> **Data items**
··········
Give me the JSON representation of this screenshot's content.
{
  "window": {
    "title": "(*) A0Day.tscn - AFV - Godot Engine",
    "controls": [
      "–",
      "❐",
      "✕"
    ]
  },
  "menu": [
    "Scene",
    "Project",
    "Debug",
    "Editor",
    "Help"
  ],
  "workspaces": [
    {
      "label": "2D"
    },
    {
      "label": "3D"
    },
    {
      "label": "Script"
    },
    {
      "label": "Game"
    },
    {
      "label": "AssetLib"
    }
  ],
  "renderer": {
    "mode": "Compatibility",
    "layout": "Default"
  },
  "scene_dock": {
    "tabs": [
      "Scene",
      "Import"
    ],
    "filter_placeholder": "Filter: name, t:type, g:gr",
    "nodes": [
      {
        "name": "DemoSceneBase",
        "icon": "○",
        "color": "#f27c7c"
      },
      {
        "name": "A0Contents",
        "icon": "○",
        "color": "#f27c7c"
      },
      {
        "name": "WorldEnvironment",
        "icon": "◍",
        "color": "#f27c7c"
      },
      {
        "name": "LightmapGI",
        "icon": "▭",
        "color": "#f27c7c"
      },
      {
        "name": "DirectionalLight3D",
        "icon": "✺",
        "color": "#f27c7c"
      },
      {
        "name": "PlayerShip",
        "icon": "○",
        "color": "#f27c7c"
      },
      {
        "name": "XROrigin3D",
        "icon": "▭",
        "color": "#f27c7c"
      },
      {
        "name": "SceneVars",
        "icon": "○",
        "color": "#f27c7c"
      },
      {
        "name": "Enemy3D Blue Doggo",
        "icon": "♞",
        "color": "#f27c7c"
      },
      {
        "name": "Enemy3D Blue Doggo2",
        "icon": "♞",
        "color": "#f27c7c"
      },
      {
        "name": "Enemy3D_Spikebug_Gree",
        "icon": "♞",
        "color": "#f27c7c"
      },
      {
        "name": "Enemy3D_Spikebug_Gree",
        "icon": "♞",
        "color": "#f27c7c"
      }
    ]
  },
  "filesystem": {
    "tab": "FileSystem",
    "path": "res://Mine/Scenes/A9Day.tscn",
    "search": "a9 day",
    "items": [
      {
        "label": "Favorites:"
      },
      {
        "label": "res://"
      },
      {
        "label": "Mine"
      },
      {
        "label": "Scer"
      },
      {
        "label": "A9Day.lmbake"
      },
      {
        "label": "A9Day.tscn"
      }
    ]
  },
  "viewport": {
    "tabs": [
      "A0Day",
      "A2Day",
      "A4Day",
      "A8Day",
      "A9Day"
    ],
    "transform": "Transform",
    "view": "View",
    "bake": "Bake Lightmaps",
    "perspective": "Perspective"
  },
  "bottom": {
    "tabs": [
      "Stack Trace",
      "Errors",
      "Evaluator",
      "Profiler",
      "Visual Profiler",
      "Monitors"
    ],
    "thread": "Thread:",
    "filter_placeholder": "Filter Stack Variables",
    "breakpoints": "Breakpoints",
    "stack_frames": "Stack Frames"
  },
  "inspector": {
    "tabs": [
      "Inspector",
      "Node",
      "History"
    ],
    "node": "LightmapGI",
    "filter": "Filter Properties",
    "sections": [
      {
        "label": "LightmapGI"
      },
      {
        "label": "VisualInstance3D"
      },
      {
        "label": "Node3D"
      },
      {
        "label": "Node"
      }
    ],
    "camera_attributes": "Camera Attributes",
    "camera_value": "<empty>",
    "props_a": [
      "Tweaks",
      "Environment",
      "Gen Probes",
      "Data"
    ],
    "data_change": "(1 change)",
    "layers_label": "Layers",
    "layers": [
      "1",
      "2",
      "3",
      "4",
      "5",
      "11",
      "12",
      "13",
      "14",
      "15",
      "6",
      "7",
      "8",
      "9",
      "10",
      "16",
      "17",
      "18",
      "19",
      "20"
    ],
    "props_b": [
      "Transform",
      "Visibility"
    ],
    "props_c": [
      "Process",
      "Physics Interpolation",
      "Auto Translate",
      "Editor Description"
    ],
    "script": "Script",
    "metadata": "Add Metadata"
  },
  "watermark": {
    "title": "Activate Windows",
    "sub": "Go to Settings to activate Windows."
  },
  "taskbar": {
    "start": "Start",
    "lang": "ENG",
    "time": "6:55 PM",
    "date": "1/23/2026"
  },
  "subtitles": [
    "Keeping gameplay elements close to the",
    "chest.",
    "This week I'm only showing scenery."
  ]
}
··········
> **OBJECTIVE**
Print every entry exactly as it appears.

> **FINISHED EXERCISE**
Give me the JSON representation of this screenshot's content.
{
  "window": {
    "title": "(*) A0Day.tscn - AFV - Godot Engine",
    "controls": [
      "–",
      "❐",
      "✕"
    ]
  },
  "menu": [
    "Scene",
    "Project",
    "Debug",
    "Editor",
    "Help"
  ],
  "workspaces": [
    {
      "label": "2D"
    },
    {
      "label": "3D"
    },
    {
      "label": "Script"
    },
    {
      "label": "Game"
    },
    {
      "label": "AssetLib"
    }
  ],
  "renderer": {
    "mode": "Compatibility",
    "layout": "Default"
  },
  "scene_dock": {
    "tabs": [
      "Scene",
      "Import"
    ],
    "filter_placeholder": "Filter: name, t:type, g:gr",
    "nodes": [
      {
        "name": "DemoSceneBase",
        "icon": "○",
        "color": "#f27c7c"
      },
      {
        "name": "A0Contents",
        "icon": "○",
        "color": "#f27c7c"
      },
      {
        "name": "WorldEnvironment",
        "icon": "◍",
        "color": "#f27c7c"
      },
      {
        "name": "LightmapGI",
        "icon": "▭",
        "color": "#f27c7c"
      },
      {
        "name": "DirectionalLight3D",
        "icon": "✺",
        "color": "#f27c7c"
      },
      {
        "name": "PlayerShip",
        "icon": "○",
        "color": "#f27c7c"
      },
      {
        "name": "XROrigin3D",
        "icon": "▭",
        "color": "#f27c7c"
      },
      {
        "name": "SceneVars",
        "icon": "○",
        "color": "#f27c7c"
      },
      {
        "name": "Enemy3D Blue Doggo",
        "icon": "♞",
        "color": "#f27c7c"
      },
      {
        "name": "Enemy3D Blue Doggo2",
        "icon": "♞",
        "color": "#f27c7c"
      },
      {
        "name": "Enemy3D_Spikebug_Gree",
        "icon": "♞",
        "color": "#f27c7c"
      },
      {
        "name": "Enemy3D_Spikebug_Gree",
        "icon": "♞",
        "color": "#f27c7c"
      }
    ]
  },
  "filesystem": {
    "tab": "FileSystem",
    "path": "res://Mine/Scenes/A9Day.tscn",
    "search": "a9 day",
    "items": [
      {
        "label": "Favorites:"
      },
      {
        "label": "res://"
      },
      {
        "label": "Mine"
      },
      {
        "label": "Scer"
      },
      {
        "label": "A9Day.lmbake"
      },
      {
        "label": "A9Day.tscn"
      }
    ]
  },
  "viewport": {
    "tabs": [
      "A0Day",
      "A2Day",
      "A4Day",
      "A8Day",
      "A9Day"
    ],
    "transform": "Transform",
    "view": "View",
    "bake": "Bake Lightmaps",
    "perspective": "Perspective"
  },
  "bottom": {
    "tabs": [
      "Stack Trace",
      "Errors",
      "Evaluator",
      "Profiler",
      "Visual Profiler",
      "Monitors"
    ],
    "thread": "Thread:",
    "filter_placeholder": "Filter Stack Variables",
    "breakpoints": "Breakpoints",
    "stack_frames": "Stack Frames"
  },
  "inspector": {
    "tabs": [
      "Inspector",
      "Node",
      "History"
    ],
    "node": "LightmapGI",
    "filter": "Filter Properties",
    "sections": [
      {
        "label": "LightmapGI"
      },
      {
        "label": "VisualInstance3D"
      },
      {
        "label": "Node3D"
      },
      {
        "label": "Node"
      }
    ],
    "camera_attributes": "Camera Attributes",
    "camera_value": "<empty>",
    "props_a": [
      "Tweaks",
      "Environment",
      "Gen Probes",
      "Data"
    ],
    "data_change": "(1 change)",
    "layers_label": "Layers",
    "layers": [
      "1",
      "2",
      "3",
      "4",
      "5",
      "11",
      "12",
      "13",
      "14",
      "15",
      "6",
      "7",
      "8",
      "9",
      "10",
      "16",
      "17",
      "18",
      "19",
      "20"
    ],
    "props_b": [
      "Transform",
      "Visibility"
    ],
    "props_c": [
      "Process",
      "Physics Interpolation",
      "Auto Translate",
      "Editor Description"
    ],
    "script": "Script",
    "metadata": "Add Metadata"
  },
  "watermark": {
    "title": "Activate Windows",
    "sub": "Go to Settings to activate Windows."
  },
  "taskbar": {
    "start": "Start",
    "lang": "ENG",
    "time": "6:55 PM",
    "date": "1/23/2026"
  },
  "subtitles": [
    "Keeping gameplay elements close to the",
    "chest.",
    "This week I'm only showing scenery."
  ]
}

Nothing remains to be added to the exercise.